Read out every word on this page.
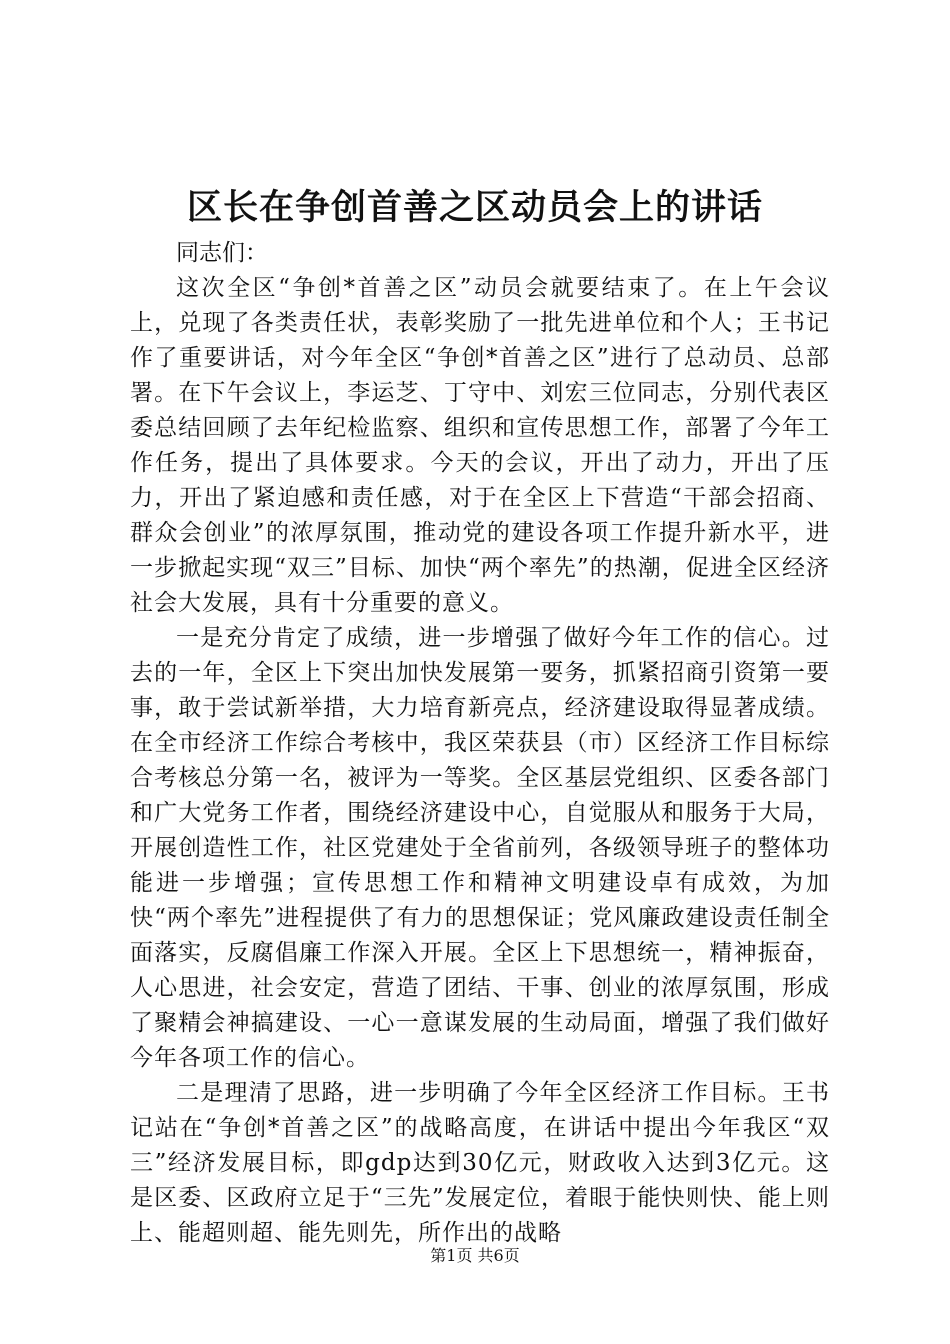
区长在争创首善之区动员会上的讲话

同志们：

这次全区“争创*首善之区”动员会就要结束了。在上午会议上，兑现了各类责任状，表彰奖励了一批先进单位和个人；王书记作了重要讲话，对今年全区“争创*首善之区”进行了总动员、总部署。在下午会议上，李运芝、丁守中、刘宏三位同志，分别代表区委总结回顾了去年纪检监察、组织和宣传思想工作，部署了今年工作任务，提出了具体要求。今天的会议，开出了动力，开出了压力，开出了紧迫感和责任感，对于在全区上下营造“干部会招商、群众会创业”的浓厚氛围，推动党的建设各项工作提升新水平，进一步掀起实现“双三”目标、加快“两个率先”的热潮，促进全区经济社会大发展，具有十分重要的意义。

一是充分肯定了成绩，进一步增强了做好今年工作的信心。过去的一年，全区上下突出加快发展第一要务，抓紧招商引资第一要事，敢于尝试新举措，大力培育新亮点，经济建设取得显著成绩。在全市经济工作综合考核中，我区荣获县（市）区经济工作目标综合考核总分第一名，被评为一等奖。全区基层党组织、区委各部门和广大党务工作者，围绕经济建设中心，自觉服从和服务于大局，开展创造性工作，社区党建处于全省前列，各级领导班子的整体功能进一步增强；宣传思想工作和精神文明建设卓有成效，为加快“两个率先”进程提供了有力的思想保证；党风廉政建设责任制全面落实，反腐倡廉工作深入开展。全区上下思想统一，精神振奋，人心思进，社会安定，营造了团结、干事、创业的浓厚氛围，形成了聚精会神搞建设、一心一意谋发展的生动局面，增强了我们做好今年各项工作的信心。

二是理清了思路，进一步明确了今年全区经济工作目标。王书记站在“争创*首善之区”的战略高度，在讲话中提出今年我区“双三”经济发展目标，即gdp达到30亿元，财政收入达到3亿元。这是区委、区政府立足于“三先”发展定位，着眼于能快则快、能上则上、能超则超、能先则先，所作出的战略

第1页 共6页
+-------+
--- Problem ---
Your task is an exact transcription of all the data, minus the pictures.

--- The reply ---
Read out every word on this page.
区长在争创首善之区动员会上的讲话

同志们：

这次全区“争创*首善之区”动员会就要结束了。在上午会议上，兑现了各类责任状，表彰奖励了一批先进单位和个人；王书记作了重要讲话，对今年全区“争创*首善之区”进行了总动员、总部署。在下午会议上，李运芝、丁守中、刘宏三位同志，分别代表区委总结回顾了去年纪检监察、组织和宣传思想工作，部署了今年工作任务，提出了具体要求。今天的会议，开出了动力，开出了压力，开出了紧迫感和责任感，对于在全区上下营造“干部会招商、群众会创业”的浓厚氛围，推动党的建设各项工作提升新水平，进一步掀起实现“双三”目标、加快“两个率先”的热潮，促进全区经济社会大发展，具有十分重要的意义。

一是充分肯定了成绩，进一步增强了做好今年工作的信心。过去的一年，全区上下突出加快发展第一要务，抓紧招商引资第一要事，敢于尝试新举措，大力培育新亮点，经济建设取得显著成绩。在全市经济工作综合考核中，我区荣获县（市）区经济工作目标综合考核总分第一名，被评为一等奖。全区基层党组织、区委各部门和广大党务工作者，围绕经济建设中心，自觉服从和服务于大局，开展创造性工作，社区党建处于全省前列，各级领导班子的整体功能进一步增强；宣传思想工作和精神文明建设卓有成效，为加快“两个率先”进程提供了有力的思想保证；党风廉政建设责任制全面落实，反腐倡廉工作深入开展。全区上下思想统一，精神振奋，人心思进，社会安定，营造了团结、干事、创业的浓厚氛围，形成了聚精会神搞建设、一心一意谋发展的生动局面，增强了我们做好今年各项工作的信心。

二是理清了思路，进一步明确了今年全区经济工作目标。王书记站在“争创*首善之区”的战略高度，在讲话中提出今年我区“双三”经济发展目标，即gdp达到30亿元，财政收入达到3亿元。这是区委、区政府立足于“三先”发展定位，着眼于能快则快、能上则上、能超则超、能先则先，所作出的战略

第1页 共6页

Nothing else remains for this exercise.